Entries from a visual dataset

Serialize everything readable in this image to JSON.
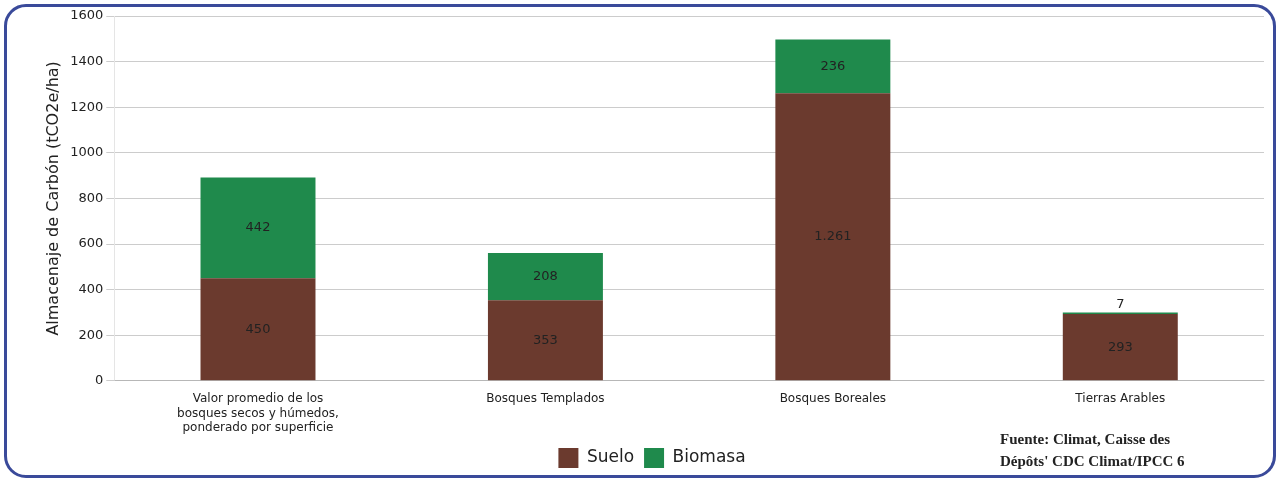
{
  "chart_data": {
    "type": "bar",
    "stacked": true,
    "ylabel": "Almacenaje de Carbón (tCO2e/ha)",
    "categories": [
      "Valor promedio de los bosques secos y húmedos, ponderado por superficie",
      "Bosques Templados",
      "Bosques Boreales",
      "Tierras Arables"
    ],
    "series": [
      {
        "name": "Suelo",
        "color": "#6b3a2e",
        "values": [
          450,
          353,
          1261,
          293
        ],
        "value_labels": [
          "450",
          "353",
          "1.261",
          "293"
        ]
      },
      {
        "name": "Biomasa",
        "color": "#1f8a4c",
        "values": [
          442,
          208,
          236,
          7
        ],
        "value_labels": [
          "442",
          "208",
          "236",
          "7"
        ]
      }
    ],
    "ylim": [
      0,
      1600
    ],
    "yticks": [
      0,
      200,
      400,
      600,
      800,
      1000,
      1200,
      1400,
      1600
    ],
    "grid": "y",
    "legend": "bottom",
    "annotations": [
      "Fuente: Climat, Caisse des Dépôts' CDC Climat/IPCC 6"
    ]
  }
}
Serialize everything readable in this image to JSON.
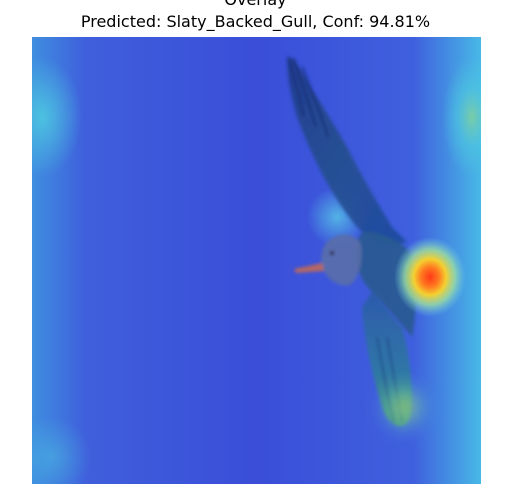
{
  "figure": {
    "title": "Overlay",
    "subtitle": "Predicted: Slaty_Backed_Gull, Conf: 94.81%"
  },
  "heatmap": {
    "colormap": "jet",
    "hotspot_color": "#f04020",
    "background_color": "#3b4fd6",
    "edge_color": "#4fb0e0"
  }
}
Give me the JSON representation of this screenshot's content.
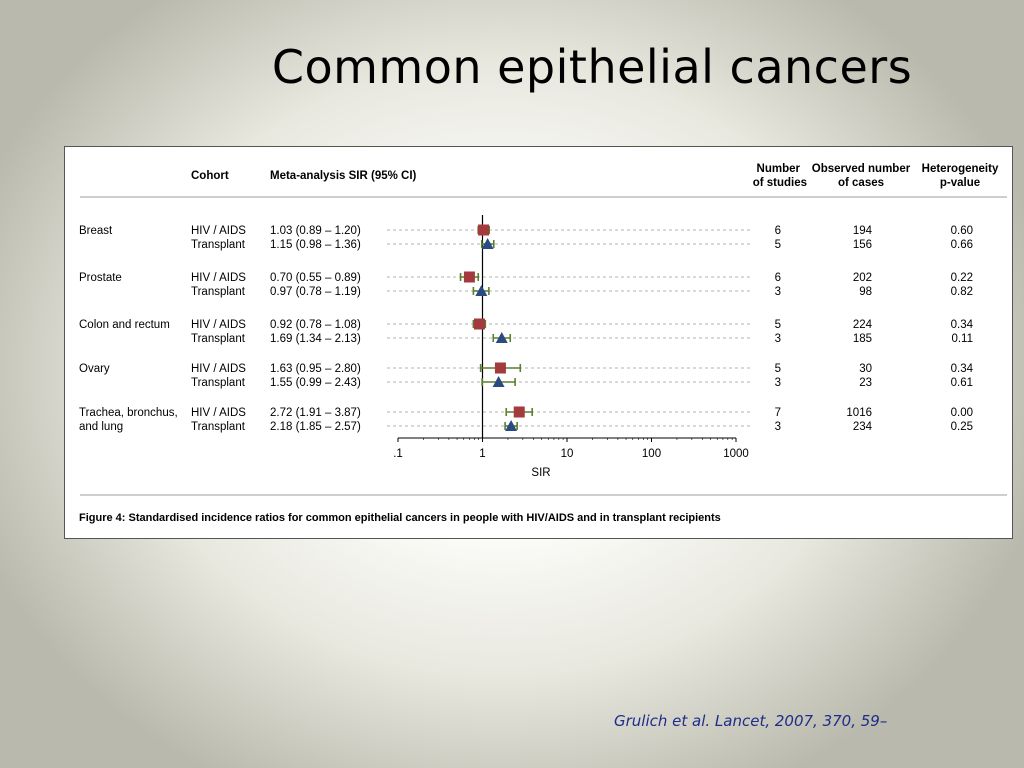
{
  "slide": {
    "title": "Common epithelial cancers",
    "citation": "Grulich et al. Lancet, 2007, 370, 59–"
  },
  "chart_data": {
    "type": "forest",
    "headers": {
      "cohort": "Cohort",
      "meta": "Meta-analysis  SIR (95% CI)",
      "studies": [
        "Number",
        "of studies"
      ],
      "cases": [
        "Observed number",
        "of cases"
      ],
      "hetero": [
        "Heterogeneity",
        "p-value"
      ]
    },
    "xlabel": "SIR",
    "x_scale": "log",
    "xlim": [
      0.1,
      1000
    ],
    "x_ticks": [
      {
        "value": 0.1,
        "label": ".1"
      },
      {
        "value": 1,
        "label": "1"
      },
      {
        "value": 10,
        "label": "10"
      },
      {
        "value": 100,
        "label": "100"
      },
      {
        "value": 1000,
        "label": "1000"
      }
    ],
    "reference_line": 1,
    "series": [
      {
        "name": "HIV / AIDS",
        "marker": "square",
        "color": "#a33a3d"
      },
      {
        "name": "Transplant",
        "marker": "triangle",
        "color": "#2a4a82"
      }
    ],
    "ci_color": "#5b7f2e",
    "rows": [
      {
        "cancer": [
          "Breast"
        ],
        "cohort": "HIV / AIDS",
        "ci_text": "1.03 (0.89 – 1.20)",
        "sir": 1.03,
        "low": 0.89,
        "high": 1.2,
        "studies": "6",
        "cases": "194",
        "p": "0.60"
      },
      {
        "cancer": [],
        "cohort": "Transplant",
        "ci_text": "1.15 (0.98 – 1.36)",
        "sir": 1.15,
        "low": 0.98,
        "high": 1.36,
        "studies": "5",
        "cases": "156",
        "p": "0.66"
      },
      {
        "cancer": [
          "Prostate"
        ],
        "cohort": "HIV / AIDS",
        "ci_text": "0.70 (0.55 – 0.89)",
        "sir": 0.7,
        "low": 0.55,
        "high": 0.89,
        "studies": "6",
        "cases": "202",
        "p": "0.22"
      },
      {
        "cancer": [],
        "cohort": "Transplant",
        "ci_text": "0.97 (0.78 – 1.19)",
        "sir": 0.97,
        "low": 0.78,
        "high": 1.19,
        "studies": "3",
        "cases": "98",
        "p": "0.82"
      },
      {
        "cancer": [
          "Colon and rectum"
        ],
        "cohort": "HIV / AIDS",
        "ci_text": "0.92 (0.78 – 1.08)",
        "sir": 0.92,
        "low": 0.78,
        "high": 1.08,
        "studies": "5",
        "cases": "224",
        "p": "0.34"
      },
      {
        "cancer": [],
        "cohort": "Transplant",
        "ci_text": "1.69 (1.34 – 2.13)",
        "sir": 1.69,
        "low": 1.34,
        "high": 2.13,
        "studies": "3",
        "cases": "185",
        "p": "0.11"
      },
      {
        "cancer": [
          "Ovary"
        ],
        "cohort": "HIV / AIDS",
        "ci_text": "1.63 (0.95 – 2.80)",
        "sir": 1.63,
        "low": 0.95,
        "high": 2.8,
        "studies": "5",
        "cases": "30",
        "p": "0.34"
      },
      {
        "cancer": [],
        "cohort": "Transplant",
        "ci_text": "1.55 (0.99 – 2.43)",
        "sir": 1.55,
        "low": 0.99,
        "high": 2.43,
        "studies": "3",
        "cases": "23",
        "p": "0.61"
      },
      {
        "cancer": [
          "Trachea, bronchus,",
          "and lung"
        ],
        "cohort": "HIV / AIDS",
        "ci_text": "2.72 (1.91 – 3.87)",
        "sir": 2.72,
        "low": 1.91,
        "high": 3.87,
        "studies": "7",
        "cases": "1016",
        "p": "0.00"
      },
      {
        "cancer": [],
        "cohort": "Transplant",
        "ci_text": "2.18 (1.85 – 2.57)",
        "sir": 2.18,
        "low": 1.85,
        "high": 2.57,
        "studies": "3",
        "cases": "234",
        "p": "0.25"
      }
    ],
    "caption": "Figure 4: Standardised incidence ratios for common epithelial cancers in people with HIV/AIDS and in transplant recipients"
  }
}
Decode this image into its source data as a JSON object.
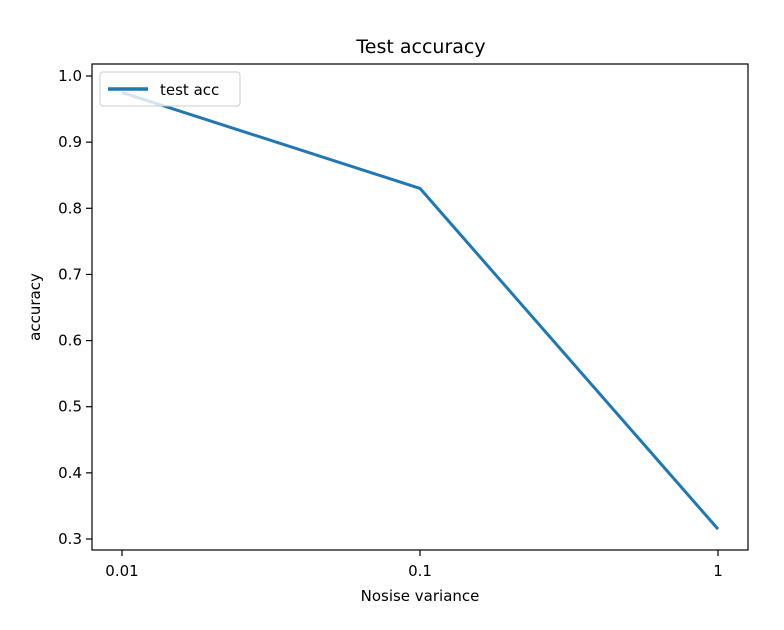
{
  "chart_data": {
    "type": "line",
    "title": "Test accuracy",
    "xlabel": "Nosise variance",
    "ylabel": "accuracy",
    "x": [
      "0.01",
      "0.1",
      "1"
    ],
    "xscale": "log",
    "x_numeric": [
      0.01,
      0.1,
      1
    ],
    "ylim": [
      0.3,
      1.0
    ],
    "yticks": [
      0.3,
      0.4,
      0.5,
      0.6,
      0.7,
      0.8,
      0.9,
      1.0
    ],
    "ytick_labels": [
      "0.3",
      "0.4",
      "0.5",
      "0.6",
      "0.7",
      "0.8",
      "0.9",
      "1.0"
    ],
    "grid": false,
    "legend_position": "top-left",
    "series": [
      {
        "name": "test acc",
        "color": "#1f77b4",
        "values": [
          0.975,
          0.83,
          0.315
        ]
      }
    ]
  }
}
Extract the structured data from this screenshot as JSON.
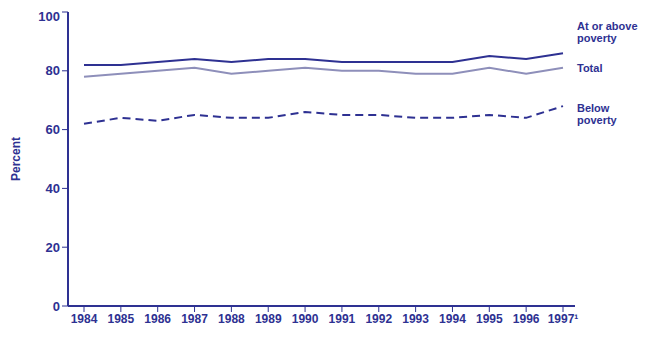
{
  "chart_data": {
    "type": "line",
    "y_label": "Percent",
    "categories": [
      "1984",
      "1985",
      "1986",
      "1987",
      "1988",
      "1989",
      "1990",
      "1991",
      "1992",
      "1993",
      "1994",
      "1995",
      "1996",
      "1997¹"
    ],
    "series": [
      {
        "name": "At or above poverty",
        "color": "#2e3192",
        "line_style": "solid",
        "values": [
          82,
          82,
          83,
          84,
          83,
          84,
          84,
          83,
          83,
          83,
          83,
          85,
          84,
          86
        ]
      },
      {
        "name": "Total",
        "color": "#8e8fba",
        "line_style": "solid",
        "values": [
          78,
          79,
          80,
          81,
          79,
          80,
          81,
          80,
          80,
          79,
          79,
          81,
          79,
          81
        ]
      },
      {
        "name": "Below poverty",
        "color": "#2e3192",
        "line_style": "dashed",
        "values": [
          62,
          64,
          63,
          65,
          64,
          64,
          66,
          65,
          65,
          64,
          64,
          65,
          64,
          68
        ]
      }
    ],
    "ylim": [
      0,
      100
    ],
    "yticks": [
      0,
      20,
      40,
      60,
      80,
      100
    ],
    "grid": false
  }
}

> Required work: Answer with one number: how many lines in the listing hold "poverty".

> Output of the task: 2